Stored data:
####################

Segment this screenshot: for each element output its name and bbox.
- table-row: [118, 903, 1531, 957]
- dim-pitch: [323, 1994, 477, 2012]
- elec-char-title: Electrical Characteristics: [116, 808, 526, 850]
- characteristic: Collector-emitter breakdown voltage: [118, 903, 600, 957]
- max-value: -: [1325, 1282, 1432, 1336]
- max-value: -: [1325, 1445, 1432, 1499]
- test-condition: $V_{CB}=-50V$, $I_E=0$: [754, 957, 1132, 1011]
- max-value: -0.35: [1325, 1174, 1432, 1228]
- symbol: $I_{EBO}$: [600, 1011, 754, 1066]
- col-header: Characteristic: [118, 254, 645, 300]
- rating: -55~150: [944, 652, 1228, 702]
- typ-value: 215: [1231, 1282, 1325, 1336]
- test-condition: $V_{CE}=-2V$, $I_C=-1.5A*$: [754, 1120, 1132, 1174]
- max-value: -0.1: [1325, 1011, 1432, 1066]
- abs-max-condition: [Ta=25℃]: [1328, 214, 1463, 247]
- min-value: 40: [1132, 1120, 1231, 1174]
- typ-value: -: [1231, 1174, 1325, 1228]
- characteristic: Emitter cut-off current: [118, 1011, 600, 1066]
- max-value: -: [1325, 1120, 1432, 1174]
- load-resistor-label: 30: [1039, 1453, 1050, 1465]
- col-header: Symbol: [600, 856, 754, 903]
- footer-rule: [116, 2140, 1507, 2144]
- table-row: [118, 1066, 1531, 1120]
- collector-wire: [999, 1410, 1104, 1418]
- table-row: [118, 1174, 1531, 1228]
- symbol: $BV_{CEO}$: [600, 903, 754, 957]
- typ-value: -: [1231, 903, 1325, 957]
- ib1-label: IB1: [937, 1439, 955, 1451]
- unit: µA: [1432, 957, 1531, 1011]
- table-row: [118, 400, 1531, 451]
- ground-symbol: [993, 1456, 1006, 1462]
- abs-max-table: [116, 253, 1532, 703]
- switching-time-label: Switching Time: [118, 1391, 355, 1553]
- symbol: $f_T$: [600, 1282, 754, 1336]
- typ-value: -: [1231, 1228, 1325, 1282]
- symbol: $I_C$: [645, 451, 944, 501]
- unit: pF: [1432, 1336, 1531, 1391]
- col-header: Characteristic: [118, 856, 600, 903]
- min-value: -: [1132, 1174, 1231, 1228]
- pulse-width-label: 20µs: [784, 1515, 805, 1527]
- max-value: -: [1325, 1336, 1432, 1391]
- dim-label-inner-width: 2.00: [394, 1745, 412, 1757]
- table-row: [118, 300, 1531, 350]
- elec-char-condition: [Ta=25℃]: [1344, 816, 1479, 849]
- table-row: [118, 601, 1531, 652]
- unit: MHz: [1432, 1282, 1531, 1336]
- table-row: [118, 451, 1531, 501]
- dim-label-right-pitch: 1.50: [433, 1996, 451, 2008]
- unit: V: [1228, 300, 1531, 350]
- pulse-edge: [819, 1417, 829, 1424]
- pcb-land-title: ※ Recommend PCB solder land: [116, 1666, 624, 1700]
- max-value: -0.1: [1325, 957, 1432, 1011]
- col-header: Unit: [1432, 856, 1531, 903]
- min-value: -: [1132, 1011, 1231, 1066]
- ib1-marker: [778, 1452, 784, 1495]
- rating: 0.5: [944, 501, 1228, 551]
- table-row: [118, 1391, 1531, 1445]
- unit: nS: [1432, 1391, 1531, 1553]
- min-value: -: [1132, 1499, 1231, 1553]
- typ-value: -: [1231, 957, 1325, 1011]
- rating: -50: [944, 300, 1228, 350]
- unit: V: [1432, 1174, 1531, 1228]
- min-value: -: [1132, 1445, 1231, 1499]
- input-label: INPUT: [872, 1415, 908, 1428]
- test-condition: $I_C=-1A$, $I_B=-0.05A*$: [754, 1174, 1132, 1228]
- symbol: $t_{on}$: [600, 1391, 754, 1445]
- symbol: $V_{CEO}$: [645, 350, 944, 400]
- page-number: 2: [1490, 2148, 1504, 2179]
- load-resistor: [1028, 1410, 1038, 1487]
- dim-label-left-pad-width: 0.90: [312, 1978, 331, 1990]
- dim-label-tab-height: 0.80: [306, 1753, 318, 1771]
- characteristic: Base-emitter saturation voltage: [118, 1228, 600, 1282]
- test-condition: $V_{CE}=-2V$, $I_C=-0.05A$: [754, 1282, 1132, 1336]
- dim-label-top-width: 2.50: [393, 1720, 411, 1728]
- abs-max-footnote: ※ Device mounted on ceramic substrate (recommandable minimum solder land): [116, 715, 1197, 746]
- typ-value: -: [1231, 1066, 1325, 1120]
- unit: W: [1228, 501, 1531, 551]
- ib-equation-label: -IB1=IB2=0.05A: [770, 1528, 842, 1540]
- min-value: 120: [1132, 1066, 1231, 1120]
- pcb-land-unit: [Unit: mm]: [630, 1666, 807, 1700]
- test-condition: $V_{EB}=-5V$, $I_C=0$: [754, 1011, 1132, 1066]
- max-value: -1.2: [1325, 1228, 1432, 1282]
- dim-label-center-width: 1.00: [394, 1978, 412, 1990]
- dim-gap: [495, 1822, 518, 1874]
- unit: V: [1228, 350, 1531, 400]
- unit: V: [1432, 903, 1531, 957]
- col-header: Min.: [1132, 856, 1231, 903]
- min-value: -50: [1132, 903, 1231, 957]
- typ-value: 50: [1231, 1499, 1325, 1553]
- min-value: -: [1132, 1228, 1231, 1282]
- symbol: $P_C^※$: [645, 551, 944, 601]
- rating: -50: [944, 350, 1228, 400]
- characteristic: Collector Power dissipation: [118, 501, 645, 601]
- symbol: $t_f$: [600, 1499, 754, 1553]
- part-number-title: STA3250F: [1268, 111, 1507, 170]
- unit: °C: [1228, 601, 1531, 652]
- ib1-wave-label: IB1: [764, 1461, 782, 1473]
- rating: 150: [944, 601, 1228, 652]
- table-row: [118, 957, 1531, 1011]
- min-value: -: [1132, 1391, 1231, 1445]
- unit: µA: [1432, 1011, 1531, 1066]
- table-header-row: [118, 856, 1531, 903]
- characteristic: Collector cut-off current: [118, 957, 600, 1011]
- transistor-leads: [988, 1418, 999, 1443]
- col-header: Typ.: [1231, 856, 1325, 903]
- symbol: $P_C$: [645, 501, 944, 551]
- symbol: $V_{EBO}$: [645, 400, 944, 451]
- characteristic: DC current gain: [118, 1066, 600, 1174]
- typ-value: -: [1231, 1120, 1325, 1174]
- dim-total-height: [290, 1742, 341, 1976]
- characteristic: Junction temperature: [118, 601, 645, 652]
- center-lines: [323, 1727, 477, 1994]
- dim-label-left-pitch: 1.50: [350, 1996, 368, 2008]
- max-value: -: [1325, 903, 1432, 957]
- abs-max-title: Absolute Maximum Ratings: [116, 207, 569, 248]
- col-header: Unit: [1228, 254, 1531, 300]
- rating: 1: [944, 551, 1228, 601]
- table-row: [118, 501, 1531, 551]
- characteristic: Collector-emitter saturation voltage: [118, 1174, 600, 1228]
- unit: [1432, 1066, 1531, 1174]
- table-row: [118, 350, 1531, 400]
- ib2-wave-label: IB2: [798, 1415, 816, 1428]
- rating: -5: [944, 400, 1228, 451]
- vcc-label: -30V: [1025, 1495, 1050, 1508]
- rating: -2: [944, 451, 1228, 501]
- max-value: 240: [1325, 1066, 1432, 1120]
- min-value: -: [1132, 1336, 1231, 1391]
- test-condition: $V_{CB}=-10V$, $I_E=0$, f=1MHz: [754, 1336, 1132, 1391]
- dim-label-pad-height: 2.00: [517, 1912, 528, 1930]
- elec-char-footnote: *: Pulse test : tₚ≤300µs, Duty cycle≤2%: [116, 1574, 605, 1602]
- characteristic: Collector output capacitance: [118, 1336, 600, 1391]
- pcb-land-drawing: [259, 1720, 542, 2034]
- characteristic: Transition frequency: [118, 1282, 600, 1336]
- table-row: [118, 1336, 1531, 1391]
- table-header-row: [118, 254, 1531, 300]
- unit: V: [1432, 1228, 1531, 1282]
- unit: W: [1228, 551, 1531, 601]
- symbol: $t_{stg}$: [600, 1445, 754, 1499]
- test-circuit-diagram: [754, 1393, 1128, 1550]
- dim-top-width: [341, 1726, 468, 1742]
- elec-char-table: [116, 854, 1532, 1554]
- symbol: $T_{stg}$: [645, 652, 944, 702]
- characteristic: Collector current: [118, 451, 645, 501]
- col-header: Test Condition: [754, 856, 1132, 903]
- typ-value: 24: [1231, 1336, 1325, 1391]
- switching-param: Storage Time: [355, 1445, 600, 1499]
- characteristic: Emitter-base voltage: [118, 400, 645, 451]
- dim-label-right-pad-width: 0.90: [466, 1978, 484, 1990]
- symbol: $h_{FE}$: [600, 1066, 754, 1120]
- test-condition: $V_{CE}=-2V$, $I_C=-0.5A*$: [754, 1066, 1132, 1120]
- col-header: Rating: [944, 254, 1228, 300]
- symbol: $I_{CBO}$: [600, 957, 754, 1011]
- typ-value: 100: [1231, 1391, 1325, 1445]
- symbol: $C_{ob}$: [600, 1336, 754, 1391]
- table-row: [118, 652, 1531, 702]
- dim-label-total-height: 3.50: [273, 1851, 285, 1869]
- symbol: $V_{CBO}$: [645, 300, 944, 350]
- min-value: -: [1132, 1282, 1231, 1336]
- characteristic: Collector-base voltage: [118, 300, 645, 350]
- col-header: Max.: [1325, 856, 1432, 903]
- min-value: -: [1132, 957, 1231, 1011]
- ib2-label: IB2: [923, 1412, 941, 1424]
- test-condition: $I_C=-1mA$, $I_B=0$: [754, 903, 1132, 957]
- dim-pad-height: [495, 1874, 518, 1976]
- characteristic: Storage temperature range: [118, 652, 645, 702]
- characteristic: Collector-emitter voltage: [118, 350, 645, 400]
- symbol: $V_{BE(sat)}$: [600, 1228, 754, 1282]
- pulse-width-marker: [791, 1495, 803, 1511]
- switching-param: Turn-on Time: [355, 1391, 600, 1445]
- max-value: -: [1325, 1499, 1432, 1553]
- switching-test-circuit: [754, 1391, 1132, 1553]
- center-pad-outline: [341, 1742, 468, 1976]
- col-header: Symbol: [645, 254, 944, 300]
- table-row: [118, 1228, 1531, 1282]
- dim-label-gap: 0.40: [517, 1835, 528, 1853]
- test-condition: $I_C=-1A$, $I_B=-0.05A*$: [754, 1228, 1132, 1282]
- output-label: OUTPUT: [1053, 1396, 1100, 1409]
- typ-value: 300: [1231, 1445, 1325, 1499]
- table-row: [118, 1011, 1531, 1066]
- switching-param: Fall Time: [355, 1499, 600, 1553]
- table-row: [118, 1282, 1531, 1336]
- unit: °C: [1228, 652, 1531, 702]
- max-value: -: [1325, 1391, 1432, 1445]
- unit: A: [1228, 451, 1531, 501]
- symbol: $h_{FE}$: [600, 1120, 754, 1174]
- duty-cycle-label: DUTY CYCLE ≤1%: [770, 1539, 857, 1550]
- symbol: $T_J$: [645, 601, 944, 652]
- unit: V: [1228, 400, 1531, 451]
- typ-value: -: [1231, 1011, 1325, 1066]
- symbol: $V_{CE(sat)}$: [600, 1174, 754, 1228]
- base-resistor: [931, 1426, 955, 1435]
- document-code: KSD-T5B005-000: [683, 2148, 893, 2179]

####################

*Exercise directions*. Output the stretch from the start of the records through the line containing "- characteristic: Collector-emitter breakdown" as a JSON list of strings, one string per line, with blank lines omitted.

*Correct response*.
[
  "Segment this screenshot: for each element output its name and bbox.",
  "- table-row: [118, 903, 1531, 957]",
  "- dim-pitch: [323, 1994, 477, 2012]",
  "- elec-char-title: Electrical Characteristics: [116, 808, 526, 850]",
  "- characteristic: Collector-emitter breakdown voltage: [118, 903, 600, 957]"
]